→ **Work to complete**:
Extract and list every line that contains the word "this".
= = = = = = =
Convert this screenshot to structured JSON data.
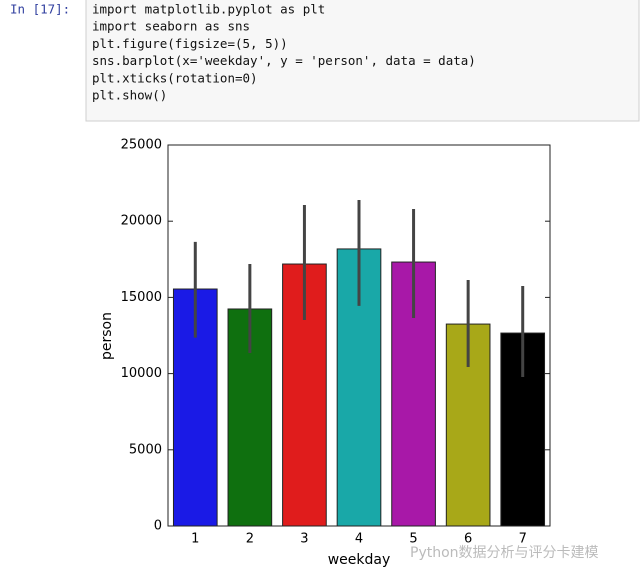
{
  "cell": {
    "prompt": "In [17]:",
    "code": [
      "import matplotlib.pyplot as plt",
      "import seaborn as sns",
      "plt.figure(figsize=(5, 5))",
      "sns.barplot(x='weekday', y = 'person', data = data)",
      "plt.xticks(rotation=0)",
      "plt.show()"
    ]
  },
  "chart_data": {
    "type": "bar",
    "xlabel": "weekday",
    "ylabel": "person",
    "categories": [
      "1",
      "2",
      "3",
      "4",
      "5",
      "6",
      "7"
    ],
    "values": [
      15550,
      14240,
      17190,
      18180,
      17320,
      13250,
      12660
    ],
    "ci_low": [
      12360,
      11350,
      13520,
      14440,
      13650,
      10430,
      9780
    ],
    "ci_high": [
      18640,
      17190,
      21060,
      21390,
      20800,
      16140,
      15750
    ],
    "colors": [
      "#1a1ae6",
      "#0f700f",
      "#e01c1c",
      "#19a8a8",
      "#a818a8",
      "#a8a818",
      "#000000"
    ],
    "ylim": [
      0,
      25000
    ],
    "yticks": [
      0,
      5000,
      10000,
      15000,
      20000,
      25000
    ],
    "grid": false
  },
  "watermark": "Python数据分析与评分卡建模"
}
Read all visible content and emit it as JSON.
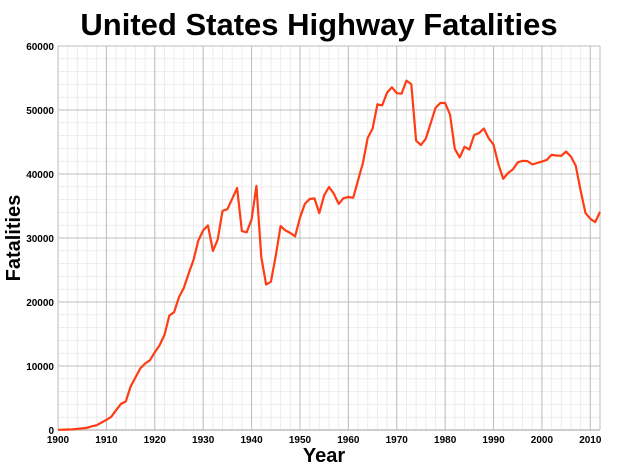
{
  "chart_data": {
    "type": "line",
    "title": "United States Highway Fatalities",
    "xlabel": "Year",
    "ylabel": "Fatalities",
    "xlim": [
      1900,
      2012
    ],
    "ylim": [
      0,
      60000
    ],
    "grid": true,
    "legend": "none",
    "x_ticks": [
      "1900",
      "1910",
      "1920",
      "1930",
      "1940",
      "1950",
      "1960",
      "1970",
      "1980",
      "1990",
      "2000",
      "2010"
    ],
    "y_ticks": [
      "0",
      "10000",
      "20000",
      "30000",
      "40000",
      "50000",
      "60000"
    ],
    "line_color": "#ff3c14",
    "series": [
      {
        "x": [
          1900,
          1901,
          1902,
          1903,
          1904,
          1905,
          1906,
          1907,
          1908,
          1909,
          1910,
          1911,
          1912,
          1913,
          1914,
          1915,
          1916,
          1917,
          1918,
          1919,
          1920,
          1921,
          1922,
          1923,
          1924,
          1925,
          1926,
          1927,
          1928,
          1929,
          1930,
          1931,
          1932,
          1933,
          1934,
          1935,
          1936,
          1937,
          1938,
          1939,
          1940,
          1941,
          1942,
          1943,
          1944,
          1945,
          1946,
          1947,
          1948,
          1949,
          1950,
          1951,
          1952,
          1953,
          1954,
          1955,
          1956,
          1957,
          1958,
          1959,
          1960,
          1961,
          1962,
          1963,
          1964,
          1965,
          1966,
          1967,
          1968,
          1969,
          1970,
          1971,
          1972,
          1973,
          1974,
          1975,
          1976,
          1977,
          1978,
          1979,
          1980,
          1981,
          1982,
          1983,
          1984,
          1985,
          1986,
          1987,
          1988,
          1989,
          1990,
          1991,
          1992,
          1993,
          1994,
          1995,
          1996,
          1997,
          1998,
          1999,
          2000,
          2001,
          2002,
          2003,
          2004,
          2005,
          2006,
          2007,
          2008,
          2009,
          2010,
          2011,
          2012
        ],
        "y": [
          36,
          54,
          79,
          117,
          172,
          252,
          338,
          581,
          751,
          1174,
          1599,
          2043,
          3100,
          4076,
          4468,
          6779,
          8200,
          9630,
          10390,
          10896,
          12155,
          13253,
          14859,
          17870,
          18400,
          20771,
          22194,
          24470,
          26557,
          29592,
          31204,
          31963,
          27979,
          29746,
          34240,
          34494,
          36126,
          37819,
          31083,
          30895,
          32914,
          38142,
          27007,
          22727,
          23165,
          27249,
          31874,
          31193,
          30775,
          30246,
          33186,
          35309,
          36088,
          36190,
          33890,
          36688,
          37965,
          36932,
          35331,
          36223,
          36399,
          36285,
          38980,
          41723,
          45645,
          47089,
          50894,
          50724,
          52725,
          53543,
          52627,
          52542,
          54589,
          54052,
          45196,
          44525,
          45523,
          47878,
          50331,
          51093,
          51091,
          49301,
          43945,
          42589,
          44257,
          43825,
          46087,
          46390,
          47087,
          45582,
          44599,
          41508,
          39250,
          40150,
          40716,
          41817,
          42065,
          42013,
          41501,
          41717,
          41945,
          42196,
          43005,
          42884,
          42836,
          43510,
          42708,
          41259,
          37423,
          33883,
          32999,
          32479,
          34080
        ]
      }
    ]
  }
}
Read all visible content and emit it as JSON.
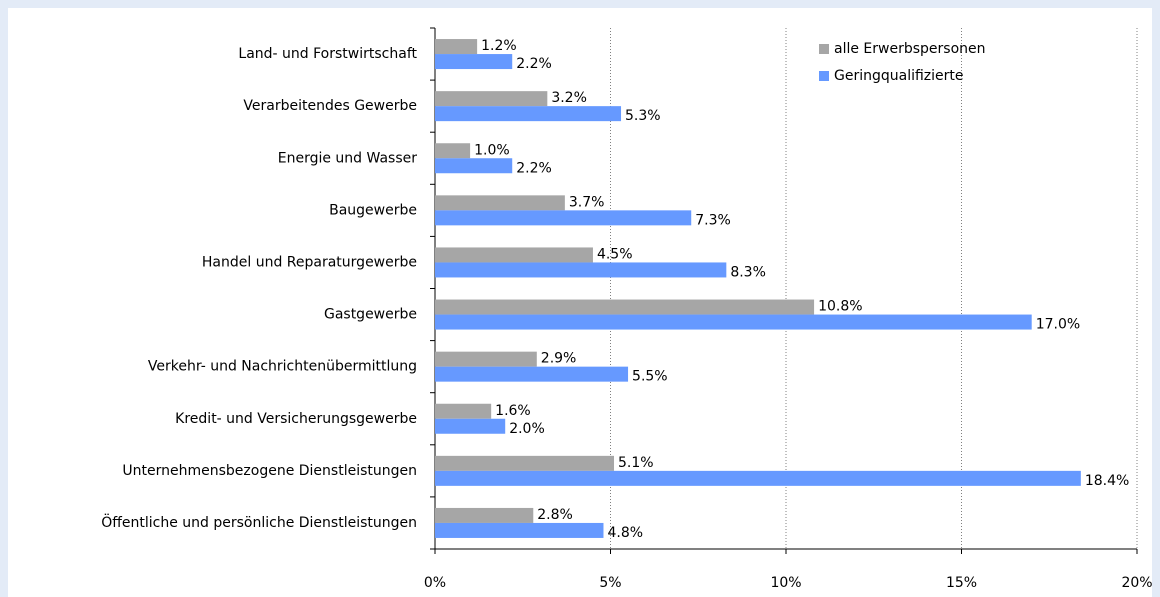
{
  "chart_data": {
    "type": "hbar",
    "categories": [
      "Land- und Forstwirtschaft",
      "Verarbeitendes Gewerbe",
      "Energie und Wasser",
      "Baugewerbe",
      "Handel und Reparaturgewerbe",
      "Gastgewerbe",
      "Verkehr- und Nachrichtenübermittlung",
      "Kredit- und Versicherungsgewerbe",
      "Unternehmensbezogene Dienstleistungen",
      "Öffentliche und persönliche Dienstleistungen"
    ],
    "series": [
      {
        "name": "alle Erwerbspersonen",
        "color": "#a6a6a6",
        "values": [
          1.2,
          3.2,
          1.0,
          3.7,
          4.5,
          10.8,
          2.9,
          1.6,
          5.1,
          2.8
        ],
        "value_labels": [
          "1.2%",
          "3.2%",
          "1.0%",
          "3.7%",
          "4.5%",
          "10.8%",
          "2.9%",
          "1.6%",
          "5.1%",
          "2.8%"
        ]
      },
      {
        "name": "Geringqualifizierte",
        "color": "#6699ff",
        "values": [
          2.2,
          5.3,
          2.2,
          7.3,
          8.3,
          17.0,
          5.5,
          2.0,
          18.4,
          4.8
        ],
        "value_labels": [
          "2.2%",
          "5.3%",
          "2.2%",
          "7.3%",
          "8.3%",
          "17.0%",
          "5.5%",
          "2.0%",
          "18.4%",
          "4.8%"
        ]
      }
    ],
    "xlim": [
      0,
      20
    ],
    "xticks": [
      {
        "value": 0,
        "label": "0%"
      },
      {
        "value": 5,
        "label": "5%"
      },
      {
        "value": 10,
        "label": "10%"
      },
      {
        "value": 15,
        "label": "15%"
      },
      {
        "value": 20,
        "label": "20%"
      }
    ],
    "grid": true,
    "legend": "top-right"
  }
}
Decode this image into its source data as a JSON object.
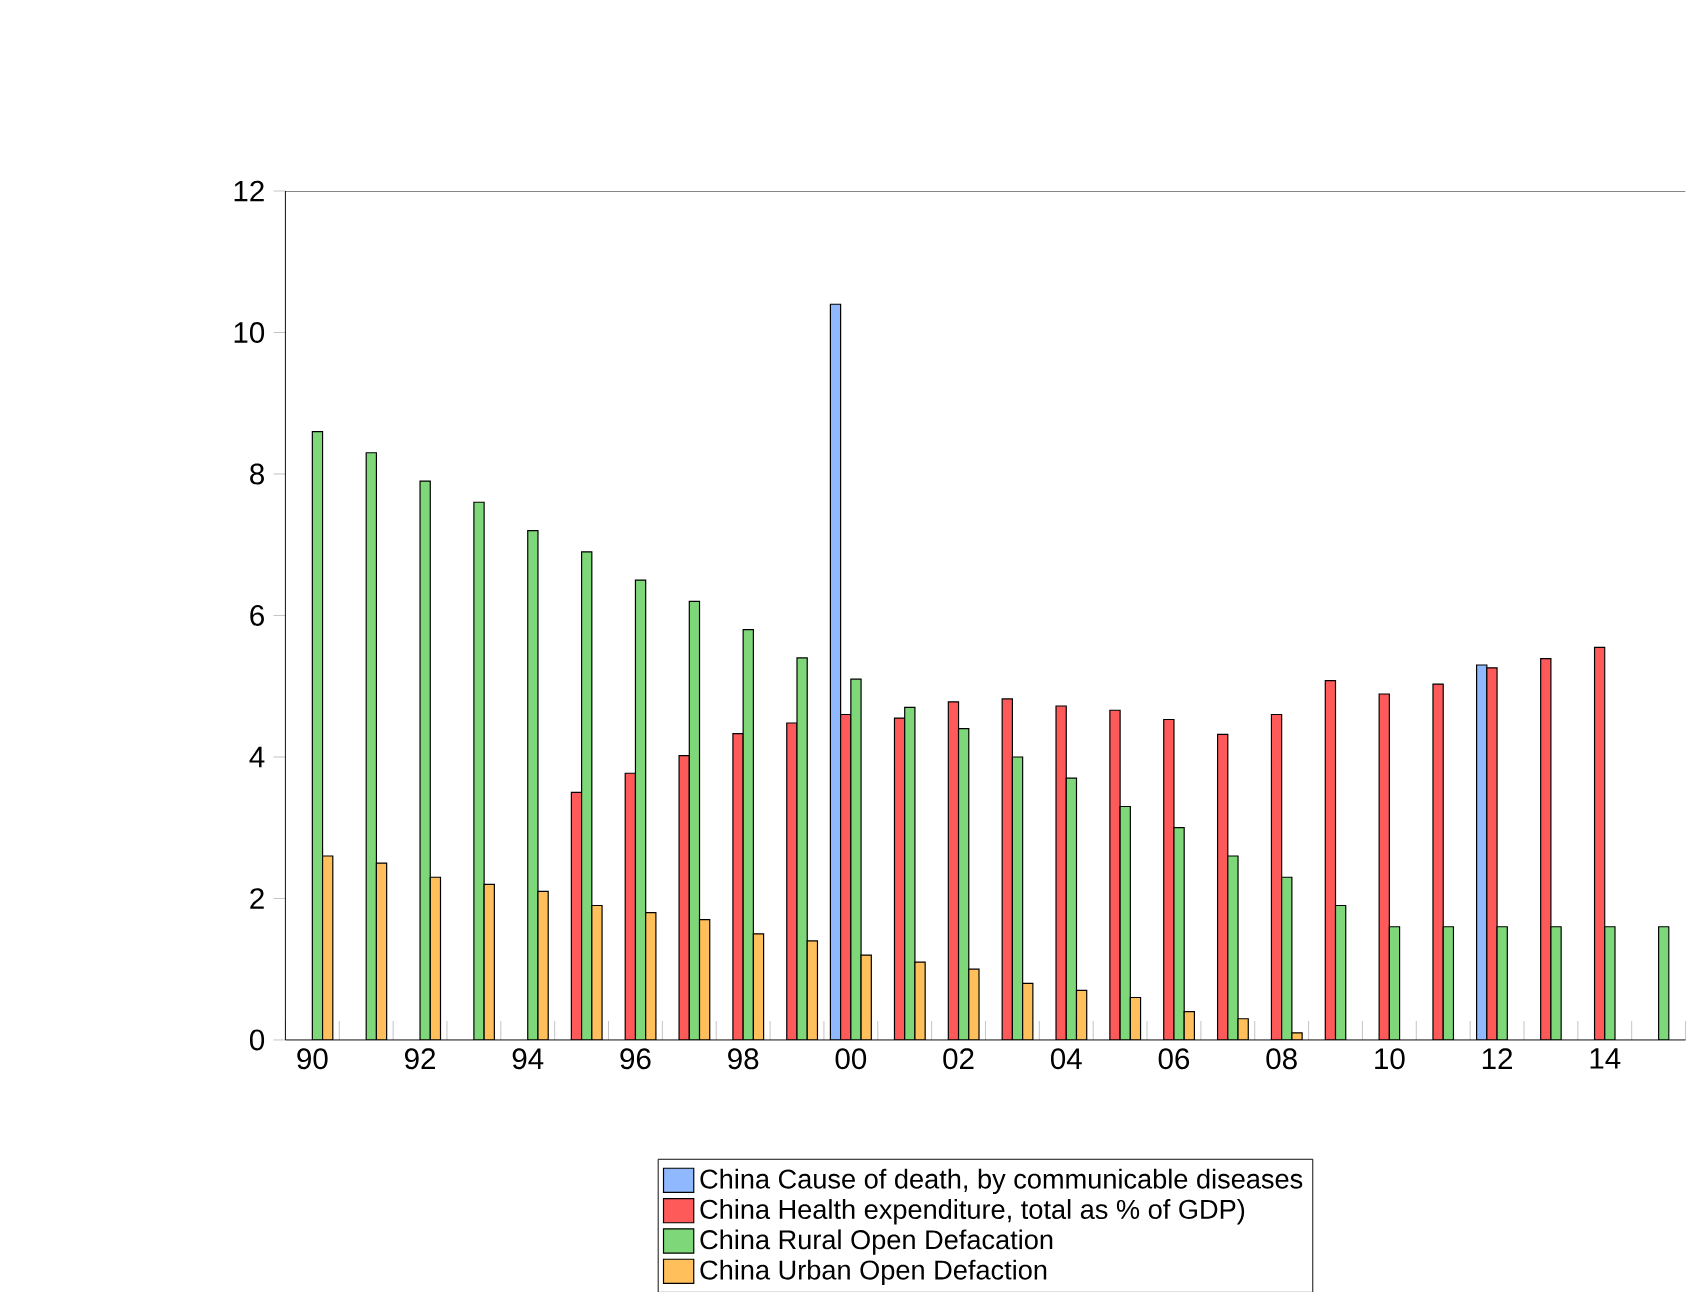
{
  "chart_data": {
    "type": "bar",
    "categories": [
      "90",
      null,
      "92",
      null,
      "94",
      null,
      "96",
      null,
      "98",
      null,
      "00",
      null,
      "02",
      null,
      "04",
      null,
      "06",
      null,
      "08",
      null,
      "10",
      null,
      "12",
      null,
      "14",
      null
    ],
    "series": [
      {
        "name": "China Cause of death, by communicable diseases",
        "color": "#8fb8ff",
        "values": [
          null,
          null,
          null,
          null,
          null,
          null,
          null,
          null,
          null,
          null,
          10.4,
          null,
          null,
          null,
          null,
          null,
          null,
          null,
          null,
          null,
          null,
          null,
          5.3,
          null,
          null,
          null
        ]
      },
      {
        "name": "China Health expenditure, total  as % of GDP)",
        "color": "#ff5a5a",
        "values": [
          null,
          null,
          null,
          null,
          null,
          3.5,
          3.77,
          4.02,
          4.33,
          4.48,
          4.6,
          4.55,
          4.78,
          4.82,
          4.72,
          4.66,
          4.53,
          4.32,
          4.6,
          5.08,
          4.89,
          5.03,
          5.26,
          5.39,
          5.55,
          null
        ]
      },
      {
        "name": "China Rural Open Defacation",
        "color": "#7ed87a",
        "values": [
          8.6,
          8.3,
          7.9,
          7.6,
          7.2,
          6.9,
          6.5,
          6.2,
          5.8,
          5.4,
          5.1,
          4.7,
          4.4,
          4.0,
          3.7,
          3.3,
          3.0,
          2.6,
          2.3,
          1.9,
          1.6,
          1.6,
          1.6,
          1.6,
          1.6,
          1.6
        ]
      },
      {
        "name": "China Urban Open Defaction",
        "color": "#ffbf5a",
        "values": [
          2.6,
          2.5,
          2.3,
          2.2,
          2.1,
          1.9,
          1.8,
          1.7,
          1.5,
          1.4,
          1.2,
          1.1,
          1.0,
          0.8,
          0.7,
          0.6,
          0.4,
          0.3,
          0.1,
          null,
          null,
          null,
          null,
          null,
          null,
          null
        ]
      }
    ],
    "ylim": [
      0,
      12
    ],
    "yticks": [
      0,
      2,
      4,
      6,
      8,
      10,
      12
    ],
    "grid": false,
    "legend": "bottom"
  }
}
= = = = = = =
→ **Full answer**:
Convert this screenshot to structured JSON data.
Decode this image into its source data as a JSON object.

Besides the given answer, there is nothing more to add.